§ What is asked:
Extract all lines in the data that contain the word "values".

+++ Materials provided +++

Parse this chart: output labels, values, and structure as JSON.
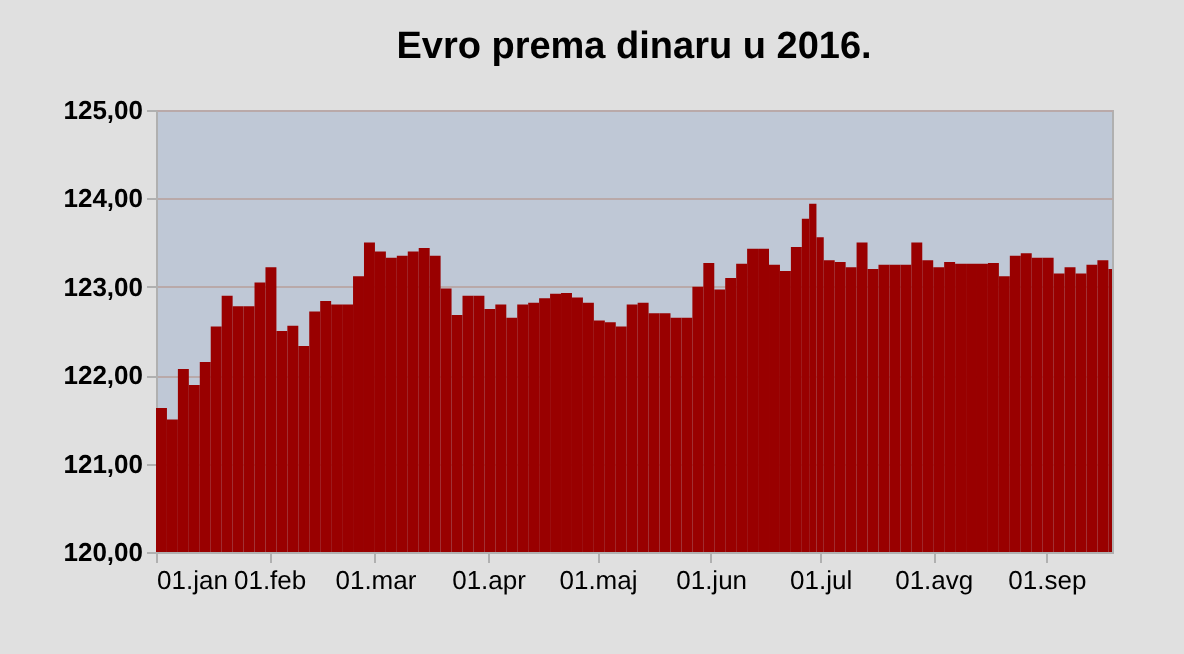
{
  "chart_data": {
    "type": "bar",
    "title": "Evro prema dinaru u 2016.",
    "x": [
      "2016-01-01",
      "2016-01-04",
      "2016-01-07",
      "2016-01-10",
      "2016-01-13",
      "2016-01-16",
      "2016-01-19",
      "2016-01-22",
      "2016-01-25",
      "2016-01-28",
      "2016-01-31",
      "2016-02-03",
      "2016-02-06",
      "2016-02-09",
      "2016-02-12",
      "2016-02-15",
      "2016-02-18",
      "2016-02-21",
      "2016-02-24",
      "2016-02-27",
      "2016-03-01",
      "2016-03-04",
      "2016-03-07",
      "2016-03-10",
      "2016-03-13",
      "2016-03-16",
      "2016-03-19",
      "2016-03-22",
      "2016-03-25",
      "2016-03-28",
      "2016-03-31",
      "2016-04-03",
      "2016-04-06",
      "2016-04-09",
      "2016-04-12",
      "2016-04-15",
      "2016-04-18",
      "2016-04-21",
      "2016-04-24",
      "2016-04-27",
      "2016-04-30",
      "2016-05-03",
      "2016-05-06",
      "2016-05-09",
      "2016-05-12",
      "2016-05-15",
      "2016-05-18",
      "2016-05-21",
      "2016-05-24",
      "2016-05-27",
      "2016-05-30",
      "2016-06-02",
      "2016-06-05",
      "2016-06-08",
      "2016-06-11",
      "2016-06-14",
      "2016-06-17",
      "2016-06-20",
      "2016-06-23",
      "2016-06-26",
      "2016-06-28",
      "2016-06-30",
      "2016-07-02",
      "2016-07-05",
      "2016-07-08",
      "2016-07-11",
      "2016-07-14",
      "2016-07-17",
      "2016-07-20",
      "2016-07-23",
      "2016-07-26",
      "2016-07-29",
      "2016-08-01",
      "2016-08-04",
      "2016-08-07",
      "2016-08-10",
      "2016-08-13",
      "2016-08-16",
      "2016-08-19",
      "2016-08-22",
      "2016-08-25",
      "2016-08-28",
      "2016-08-31",
      "2016-09-03",
      "2016-09-06",
      "2016-09-09",
      "2016-09-12",
      "2016-09-15",
      "2016-09-18"
    ],
    "values": [
      121.63,
      121.5,
      122.07,
      121.89,
      122.15,
      122.55,
      122.9,
      122.78,
      122.78,
      123.05,
      123.22,
      122.5,
      122.56,
      122.33,
      122.72,
      122.84,
      122.8,
      122.8,
      123.12,
      123.5,
      123.4,
      123.33,
      123.35,
      123.4,
      123.44,
      123.35,
      122.98,
      122.68,
      122.9,
      122.9,
      122.75,
      122.8,
      122.65,
      122.8,
      122.82,
      122.87,
      122.92,
      122.93,
      122.88,
      122.82,
      122.62,
      122.6,
      122.55,
      122.8,
      122.82,
      122.7,
      122.7,
      122.65,
      122.65,
      123.0,
      123.27,
      122.97,
      123.1,
      123.26,
      123.43,
      123.43,
      123.25,
      123.18,
      123.45,
      123.77,
      123.94,
      123.56,
      123.3,
      123.28,
      123.22,
      123.5,
      123.2,
      123.25,
      123.25,
      123.25,
      123.5,
      123.3,
      123.22,
      123.28,
      123.26,
      123.26,
      123.26,
      123.27,
      123.12,
      123.35,
      123.38,
      123.33,
      123.33,
      123.15,
      123.22,
      123.15,
      123.25,
      123.3,
      123.2
    ],
    "color": "#990000",
    "xlim": [
      "2016-01-01",
      "2016-09-19"
    ],
    "xticks": [
      {
        "value": "2016-01-01",
        "label": "01.jan"
      },
      {
        "value": "2016-02-01",
        "label": "01.feb"
      },
      {
        "value": "2016-03-01",
        "label": "01.mar"
      },
      {
        "value": "2016-04-01",
        "label": "01.apr"
      },
      {
        "value": "2016-05-01",
        "label": "01.maj"
      },
      {
        "value": "2016-06-01",
        "label": "01.jun"
      },
      {
        "value": "2016-07-01",
        "label": "01.jul"
      },
      {
        "value": "2016-08-01",
        "label": "01.avg"
      },
      {
        "value": "2016-09-01",
        "label": "01.sep"
      }
    ],
    "ylim": [
      120,
      125
    ],
    "yticks": [
      {
        "value": 120,
        "label": "120,00"
      },
      {
        "value": 121,
        "label": "121,00"
      },
      {
        "value": 122,
        "label": "122,00"
      },
      {
        "value": 123,
        "label": "123,00"
      },
      {
        "value": 124,
        "label": "124,00"
      },
      {
        "value": 125,
        "label": "125,00"
      }
    ],
    "grid": "y"
  }
}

+++

§ Answer for this exercise:
Parse this chart: output labels, values, and structure as JSON.
    "values": [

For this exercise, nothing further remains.